Exercise: Below are the records; reproduce all of them exactly but without any images.

======== Records for processing ========

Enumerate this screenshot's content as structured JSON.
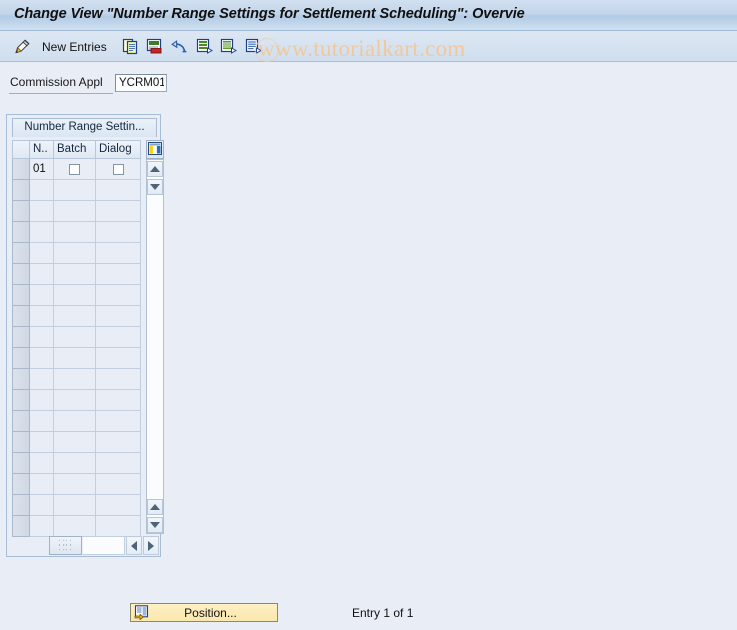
{
  "window": {
    "title": "Change View \"Number Range Settings for Settlement Scheduling\": Overvie"
  },
  "toolbar": {
    "change_doc_icon": "pencil-document-icon",
    "new_entries_label": "New Entries",
    "icons": [
      {
        "name": "copy-icon",
        "title": "Copy As..."
      },
      {
        "name": "delete-icon",
        "title": "Delete"
      },
      {
        "name": "undo-icon",
        "title": "Undo Change"
      },
      {
        "name": "select-all-icon",
        "title": "Select All"
      },
      {
        "name": "deselect-all-icon",
        "title": "Deselect All"
      },
      {
        "name": "select-block-icon",
        "title": "Select Block"
      }
    ]
  },
  "watermark": {
    "text": "www.tutorialkart.com",
    "color": "#f2c89a"
  },
  "field": {
    "label": "Commission Appl",
    "value": "YCRM01"
  },
  "table": {
    "title": "Number Range Settin...",
    "config_icon": "grid-config-icon",
    "columns": [
      {
        "key": "sel",
        "label": ""
      },
      {
        "key": "num",
        "label": "N.."
      },
      {
        "key": "batch",
        "label": "Batch"
      },
      {
        "key": "dlg",
        "label": "Dialog"
      }
    ],
    "rows": [
      {
        "num": "01",
        "batch": false,
        "dialog": false
      }
    ],
    "empty_row_count": 17,
    "scroll": {
      "up_icon": "scroll-up-icon",
      "down_icon": "scroll-down-icon",
      "left_icon": "scroll-left-icon",
      "right_icon": "scroll-right-icon",
      "grip_icon": "horizontal-scroll-grip-icon"
    }
  },
  "footer": {
    "position_label": "Position...",
    "position_icon": "position-icon",
    "entry_status": "Entry 1 of 1"
  },
  "theme": {
    "background": "#e9eef6",
    "title_bar": "#c2d5ea",
    "border": "#a7bdd6",
    "button_yellow": "#fae7ad"
  }
}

========

Solution to this task:
Enumerate this screenshot's content as structured JSON.
{
  "window": {
    "title": "Change View \"Number Range Settings for Settlement Scheduling\": Overvie"
  },
  "toolbar": {
    "change_doc_icon": "pencil-document-icon",
    "new_entries_label": "New Entries",
    "icons": [
      {
        "name": "copy-icon",
        "title": "Copy As..."
      },
      {
        "name": "delete-icon",
        "title": "Delete"
      },
      {
        "name": "undo-icon",
        "title": "Undo Change"
      },
      {
        "name": "select-all-icon",
        "title": "Select All"
      },
      {
        "name": "deselect-all-icon",
        "title": "Deselect All"
      },
      {
        "name": "select-block-icon",
        "title": "Select Block"
      }
    ]
  },
  "watermark": {
    "text": "www.tutorialkart.com",
    "color": "#f2c89a"
  },
  "field": {
    "label": "Commission Appl",
    "value": "YCRM01"
  },
  "table": {
    "title": "Number Range Settin...",
    "config_icon": "grid-config-icon",
    "columns": [
      {
        "key": "sel",
        "label": ""
      },
      {
        "key": "num",
        "label": "N.."
      },
      {
        "key": "batch",
        "label": "Batch"
      },
      {
        "key": "dlg",
        "label": "Dialog"
      }
    ],
    "rows": [
      {
        "num": "01",
        "batch": false,
        "dialog": false
      }
    ],
    "empty_row_count": 17,
    "scroll": {
      "up_icon": "scroll-up-icon",
      "down_icon": "scroll-down-icon",
      "left_icon": "scroll-left-icon",
      "right_icon": "scroll-right-icon",
      "grip_icon": "horizontal-scroll-grip-icon"
    }
  },
  "footer": {
    "position_label": "Position...",
    "position_icon": "position-icon",
    "entry_status": "Entry 1 of 1"
  },
  "theme": {
    "background": "#e9eef6",
    "title_bar": "#c2d5ea",
    "border": "#a7bdd6",
    "button_yellow": "#fae7ad"
  }
}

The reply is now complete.